> [Task directions]:
Would you output the lines from the one with "Read out every word on this page." through the last line of the material below, exactly, but without pictures?

[Data entries]
——————————
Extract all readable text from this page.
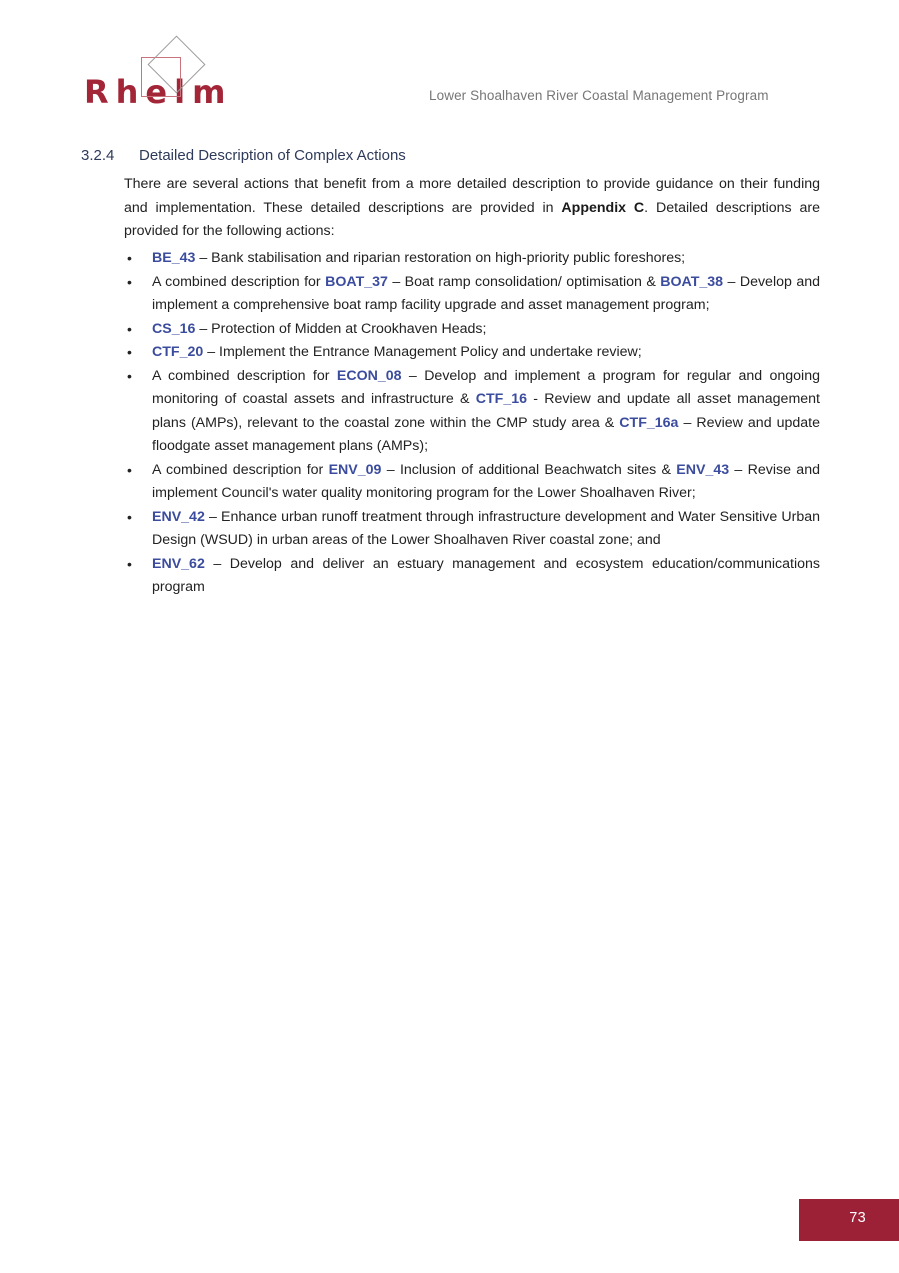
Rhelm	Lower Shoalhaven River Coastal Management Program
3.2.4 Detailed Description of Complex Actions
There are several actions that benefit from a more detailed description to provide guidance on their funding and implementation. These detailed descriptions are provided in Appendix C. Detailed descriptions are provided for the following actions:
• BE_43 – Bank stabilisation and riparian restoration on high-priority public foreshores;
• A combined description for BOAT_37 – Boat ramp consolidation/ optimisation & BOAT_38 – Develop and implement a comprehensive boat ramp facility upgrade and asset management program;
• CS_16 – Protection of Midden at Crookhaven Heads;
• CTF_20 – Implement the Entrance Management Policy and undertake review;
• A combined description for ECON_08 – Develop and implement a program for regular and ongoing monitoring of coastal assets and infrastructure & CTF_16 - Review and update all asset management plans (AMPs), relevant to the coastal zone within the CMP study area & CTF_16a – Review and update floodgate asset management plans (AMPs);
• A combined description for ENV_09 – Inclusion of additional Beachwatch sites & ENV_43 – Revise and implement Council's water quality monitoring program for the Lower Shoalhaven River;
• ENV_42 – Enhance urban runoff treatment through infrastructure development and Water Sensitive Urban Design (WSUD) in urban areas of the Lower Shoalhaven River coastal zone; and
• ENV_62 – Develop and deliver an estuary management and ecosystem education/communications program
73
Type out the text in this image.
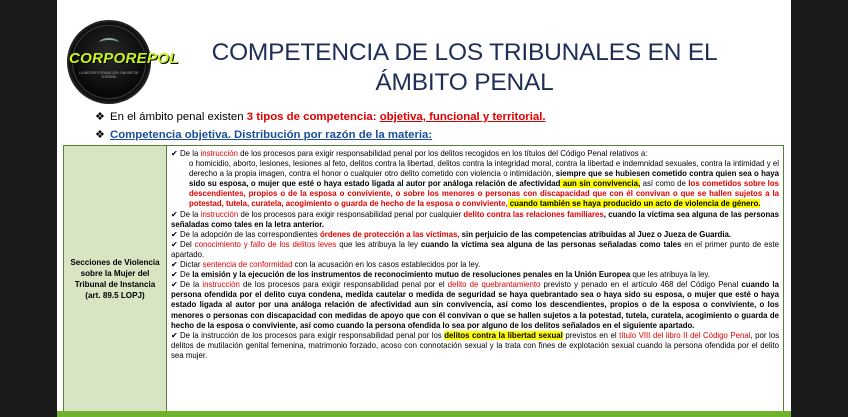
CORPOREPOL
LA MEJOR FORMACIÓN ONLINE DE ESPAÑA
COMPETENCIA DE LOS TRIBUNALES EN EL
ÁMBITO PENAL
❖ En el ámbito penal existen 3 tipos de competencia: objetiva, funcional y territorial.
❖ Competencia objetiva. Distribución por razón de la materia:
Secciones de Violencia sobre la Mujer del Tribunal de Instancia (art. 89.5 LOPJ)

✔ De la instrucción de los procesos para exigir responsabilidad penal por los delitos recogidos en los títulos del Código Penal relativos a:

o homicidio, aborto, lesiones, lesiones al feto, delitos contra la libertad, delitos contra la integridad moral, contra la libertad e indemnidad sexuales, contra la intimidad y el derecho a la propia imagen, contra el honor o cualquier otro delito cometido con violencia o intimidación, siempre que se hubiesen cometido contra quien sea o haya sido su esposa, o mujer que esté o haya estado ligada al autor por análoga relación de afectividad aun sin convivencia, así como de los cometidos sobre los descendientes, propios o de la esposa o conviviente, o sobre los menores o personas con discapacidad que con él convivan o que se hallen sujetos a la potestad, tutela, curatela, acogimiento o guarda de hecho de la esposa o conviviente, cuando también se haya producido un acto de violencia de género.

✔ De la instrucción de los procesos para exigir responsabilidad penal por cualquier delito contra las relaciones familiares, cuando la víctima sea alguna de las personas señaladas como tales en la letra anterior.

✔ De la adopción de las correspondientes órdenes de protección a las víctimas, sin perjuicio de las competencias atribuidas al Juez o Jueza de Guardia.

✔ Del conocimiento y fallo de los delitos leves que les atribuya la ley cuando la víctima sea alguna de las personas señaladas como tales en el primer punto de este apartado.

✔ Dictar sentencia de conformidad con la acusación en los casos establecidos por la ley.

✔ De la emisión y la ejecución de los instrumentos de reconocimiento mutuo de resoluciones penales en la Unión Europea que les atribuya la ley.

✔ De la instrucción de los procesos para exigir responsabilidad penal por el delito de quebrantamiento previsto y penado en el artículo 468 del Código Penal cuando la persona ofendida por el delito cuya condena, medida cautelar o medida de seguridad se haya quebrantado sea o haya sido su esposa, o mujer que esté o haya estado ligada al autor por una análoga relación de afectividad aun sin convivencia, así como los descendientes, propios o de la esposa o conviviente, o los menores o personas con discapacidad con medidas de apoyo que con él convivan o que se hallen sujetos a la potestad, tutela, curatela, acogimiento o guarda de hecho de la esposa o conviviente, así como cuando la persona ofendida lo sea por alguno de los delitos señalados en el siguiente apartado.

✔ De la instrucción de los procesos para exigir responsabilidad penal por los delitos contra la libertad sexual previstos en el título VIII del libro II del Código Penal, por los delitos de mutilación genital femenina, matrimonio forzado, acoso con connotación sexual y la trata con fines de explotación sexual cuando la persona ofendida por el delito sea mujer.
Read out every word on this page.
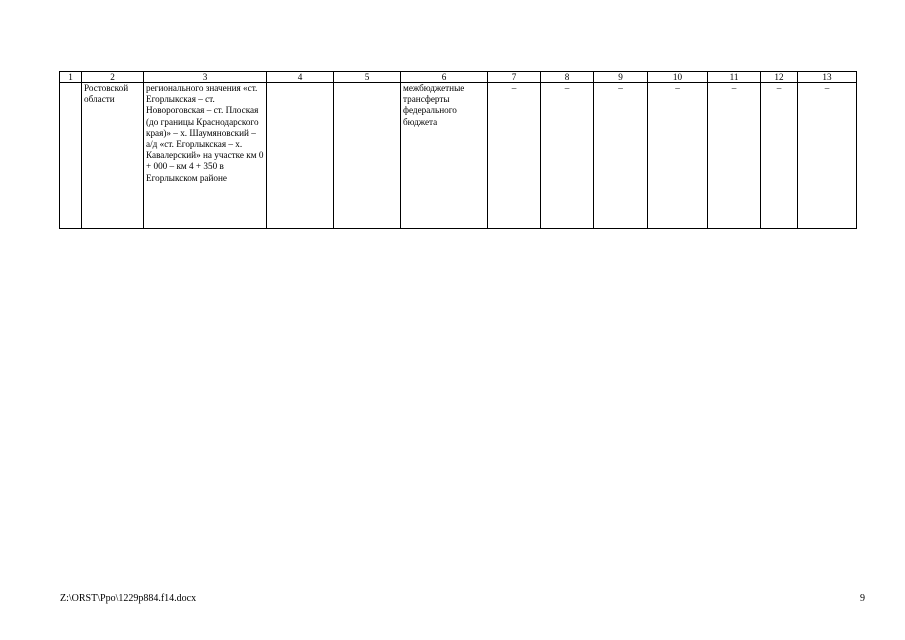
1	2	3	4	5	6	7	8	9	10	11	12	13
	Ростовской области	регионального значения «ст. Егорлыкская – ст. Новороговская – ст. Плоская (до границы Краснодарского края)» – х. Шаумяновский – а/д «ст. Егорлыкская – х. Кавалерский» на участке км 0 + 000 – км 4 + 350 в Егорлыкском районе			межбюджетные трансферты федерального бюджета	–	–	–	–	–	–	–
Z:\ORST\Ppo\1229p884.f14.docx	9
——————————
> [Final result]:
Read out every word on this page.
1	2	3	4	5	6	7	8	9	10	11	12	13
	Ростовской области	регионального значения «ст. Егорлыкская – ст. Новороговская – ст. Плоская (до границы Краснодарского края)» – х. Шаумяновский – а/д «ст. Егорлыкская – х. Кавалерский» на участке км 0 + 000 – км 4 + 350 в Егорлыкском районе			межбюджетные трансферты федерального бюджета	–	–	–	–	–	–	–
Z:\ORST\Ppo\1229p884.f14.docx	9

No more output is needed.